**What needs to be done**
Go through the entries below and print each one exactly, leaving out pictures.
▬▬▬▬▬▬
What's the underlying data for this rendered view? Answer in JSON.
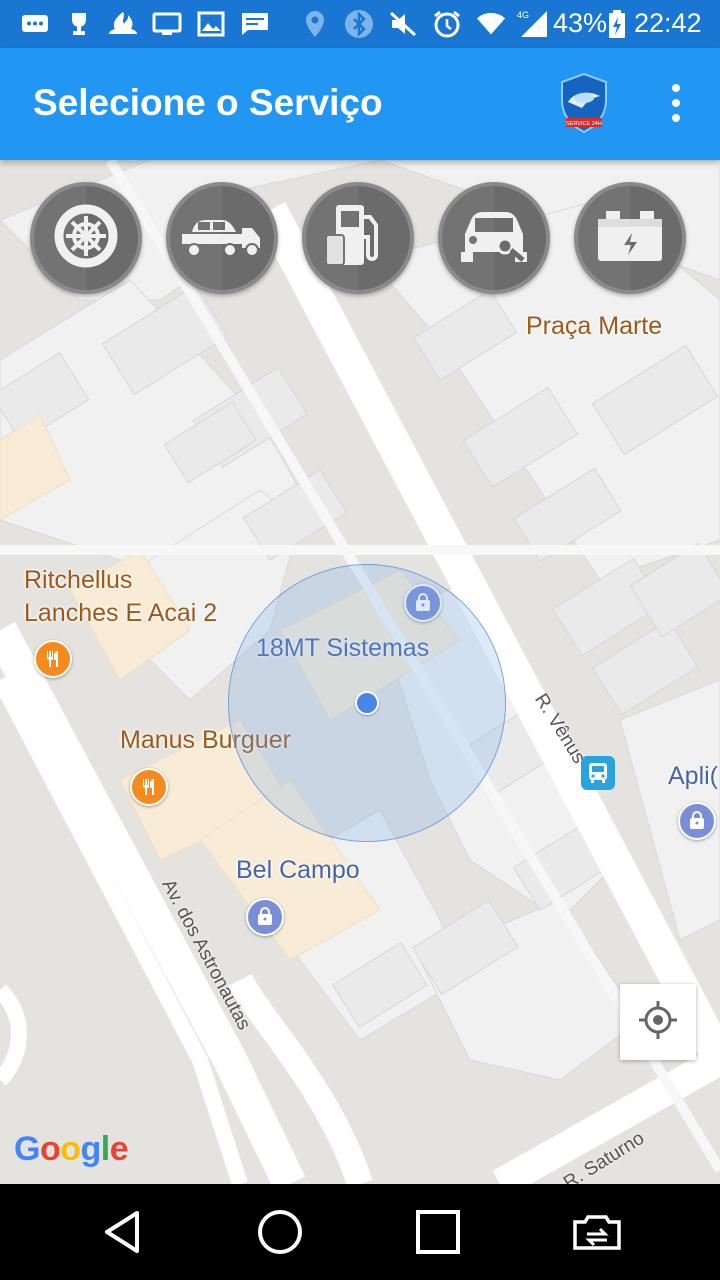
{
  "status_bar": {
    "battery": "43%",
    "time": "22:42",
    "network": "4G",
    "icons": [
      "messages-icon",
      "trophy-icon",
      "santander-icon",
      "screen-icon",
      "gallery-icon",
      "chat-icon",
      "location-icon",
      "bluetooth-icon",
      "mute-icon",
      "alarm-icon",
      "wifi-icon",
      "signal-icon",
      "battery-icon"
    ]
  },
  "app_bar": {
    "title": "Selecione o Serviço",
    "logo": "service-24h-shield-logo",
    "logo_text": "SERVICE 24H",
    "menu_icon": "more-vert-icon"
  },
  "services": [
    {
      "name": "tire-service",
      "icon": "tire-icon"
    },
    {
      "name": "tow-truck-service",
      "icon": "tow-truck-icon"
    },
    {
      "name": "fuel-service",
      "icon": "fuel-pump-icon"
    },
    {
      "name": "locksmith-service",
      "icon": "car-key-icon"
    },
    {
      "name": "battery-service",
      "icon": "car-battery-icon"
    }
  ],
  "map": {
    "places": {
      "praca_marte": "Praça Marte",
      "ritchellus": "Ritchellus\nLanches E Acai 2",
      "mt_sistemas": "18MT Sistemas",
      "manus": "Manus Burguer",
      "bel_campo": "Bel Campo",
      "apli": "Apli("
    },
    "streets": {
      "venus": "R. Vênus",
      "astronautas": "Av. dos Astronautas",
      "saturno": "R. Saturno"
    },
    "attribution": "Google",
    "colors": {
      "road": "#ffffff",
      "block": "#f2f2f2",
      "commercial": "#f8ecd6",
      "accuracy": "#4a86e8",
      "food_pin": "#f58a1f",
      "shop_pin": "#7a8fd6"
    }
  },
  "nav_bar": {
    "buttons": [
      "back-icon",
      "home-icon",
      "recents-icon",
      "switch-app-icon"
    ]
  }
}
▬▬▬▬▬▬
**Result of this exercise**
What's the underlying data for this rendered view? Answer in JSON.
{
  "status_bar": {
    "battery": "43%",
    "time": "22:42",
    "network": "4G",
    "icons": [
      "messages-icon",
      "trophy-icon",
      "santander-icon",
      "screen-icon",
      "gallery-icon",
      "chat-icon",
      "location-icon",
      "bluetooth-icon",
      "mute-icon",
      "alarm-icon",
      "wifi-icon",
      "signal-icon",
      "battery-icon"
    ]
  },
  "app_bar": {
    "title": "Selecione o Serviço",
    "logo": "service-24h-shield-logo",
    "logo_text": "SERVICE 24H",
    "menu_icon": "more-vert-icon"
  },
  "services": [
    {
      "name": "tire-service",
      "icon": "tire-icon"
    },
    {
      "name": "tow-truck-service",
      "icon": "tow-truck-icon"
    },
    {
      "name": "fuel-service",
      "icon": "fuel-pump-icon"
    },
    {
      "name": "locksmith-service",
      "icon": "car-key-icon"
    },
    {
      "name": "battery-service",
      "icon": "car-battery-icon"
    }
  ],
  "map": {
    "places": {
      "praca_marte": "Praça Marte",
      "ritchellus": "Ritchellus\nLanches E Acai 2",
      "mt_sistemas": "18MT Sistemas",
      "manus": "Manus Burguer",
      "bel_campo": "Bel Campo",
      "apli": "Apli("
    },
    "streets": {
      "venus": "R. Vênus",
      "astronautas": "Av. dos Astronautas",
      "saturno": "R. Saturno"
    },
    "attribution": "Google",
    "colors": {
      "road": "#ffffff",
      "block": "#f2f2f2",
      "commercial": "#f8ecd6",
      "accuracy": "#4a86e8",
      "food_pin": "#f58a1f",
      "shop_pin": "#7a8fd6"
    }
  },
  "nav_bar": {
    "buttons": [
      "back-icon",
      "home-icon",
      "recents-icon",
      "switch-app-icon"
    ]
  }
}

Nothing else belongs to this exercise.